**A block of data:**

— begin —

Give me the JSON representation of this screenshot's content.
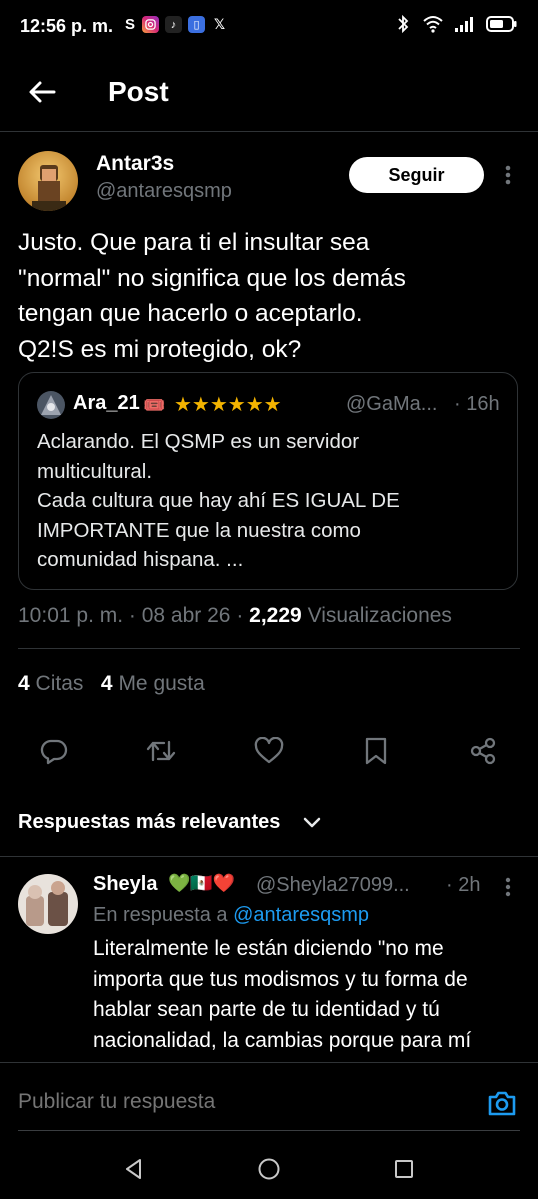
{
  "status_bar": {
    "time": "12:56 p. m.",
    "s_label": "S"
  },
  "header": {
    "title": "Post"
  },
  "post": {
    "author_name": "Antar3s",
    "author_handle": "@antaresqsmp",
    "follow_label": "Seguir",
    "text": "Justo. Que para ti el insultar sea\n\"normal\" no significa que los demás\ntengan que hacerlo o aceptarlo.\nQ2!S es mi protegido, ok?",
    "quote": {
      "name": "Ara_21",
      "badge": "🎟️",
      "stars": "★★★★★★",
      "handle": "@GaMa...",
      "time": "· 16h",
      "text": "Aclarando. El QSMP es un servidor\nmulticultural.\nCada cultura que hay ahí ES IGUAL DE\nIMPORTANTE que la nuestra como\ncomunidad hispana. ..."
    },
    "meta": {
      "time": "10:01 p. m.",
      "date": "08 abr 26",
      "views_count": "2,229",
      "views_label": "Visualizaciones"
    },
    "counts": {
      "quotes_count": "4",
      "quotes_label": "Citas",
      "likes_count": "4",
      "likes_label": "Me gusta"
    }
  },
  "replies": {
    "heading": "Respuestas más relevantes",
    "items": [
      {
        "name": "Sheyla",
        "emoji": "💚🇲🇽❤️",
        "handle": "@Sheyla27099...",
        "time": "· 2h",
        "reply_to_prefix": "En respuesta a",
        "reply_to_handle": "@antaresqsmp",
        "text": "Literalmente le están diciendo \"no me\nimporta que tus modismos y tu forma de\nhablar sean parte de tu identidad y tú\nnacionalidad, la cambias porque para mí"
      }
    ]
  },
  "composer": {
    "placeholder": "Publicar tu respuesta"
  },
  "colors": {
    "accent": "#1d9bf0",
    "background": "#000000",
    "secondary_text": "#71767b",
    "star": "#f4b400"
  }
}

— end —

**Set problem:**
Copy all of the entries verbatim, leaving out any pictures they contain.

**Exercise solution:**
Give me the JSON representation of this screenshot's content.
{
  "status_bar": {
    "time": "12:56 p. m.",
    "s_label": "S"
  },
  "header": {
    "title": "Post"
  },
  "post": {
    "author_name": "Antar3s",
    "author_handle": "@antaresqsmp",
    "follow_label": "Seguir",
    "text": "Justo. Que para ti el insultar sea\n\"normal\" no significa que los demás\ntengan que hacerlo o aceptarlo.\nQ2!S es mi protegido, ok?",
    "quote": {
      "name": "Ara_21",
      "badge": "🎟️",
      "stars": "★★★★★★",
      "handle": "@GaMa...",
      "time": "· 16h",
      "text": "Aclarando. El QSMP es un servidor\nmulticultural.\nCada cultura que hay ahí ES IGUAL DE\nIMPORTANTE que la nuestra como\ncomunidad hispana. ..."
    },
    "meta": {
      "time": "10:01 p. m.",
      "date": "08 abr 26",
      "views_count": "2,229",
      "views_label": "Visualizaciones"
    },
    "counts": {
      "quotes_count": "4",
      "quotes_label": "Citas",
      "likes_count": "4",
      "likes_label": "Me gusta"
    }
  },
  "replies": {
    "heading": "Respuestas más relevantes",
    "items": [
      {
        "name": "Sheyla",
        "emoji": "💚🇲🇽❤️",
        "handle": "@Sheyla27099...",
        "time": "· 2h",
        "reply_to_prefix": "En respuesta a",
        "reply_to_handle": "@antaresqsmp",
        "text": "Literalmente le están diciendo \"no me\nimporta que tus modismos y tu forma de\nhablar sean parte de tu identidad y tú\nnacionalidad, la cambias porque para mí"
      }
    ]
  },
  "composer": {
    "placeholder": "Publicar tu respuesta"
  },
  "colors": {
    "accent": "#1d9bf0",
    "background": "#000000",
    "secondary_text": "#71767b",
    "star": "#f4b400"
  }
}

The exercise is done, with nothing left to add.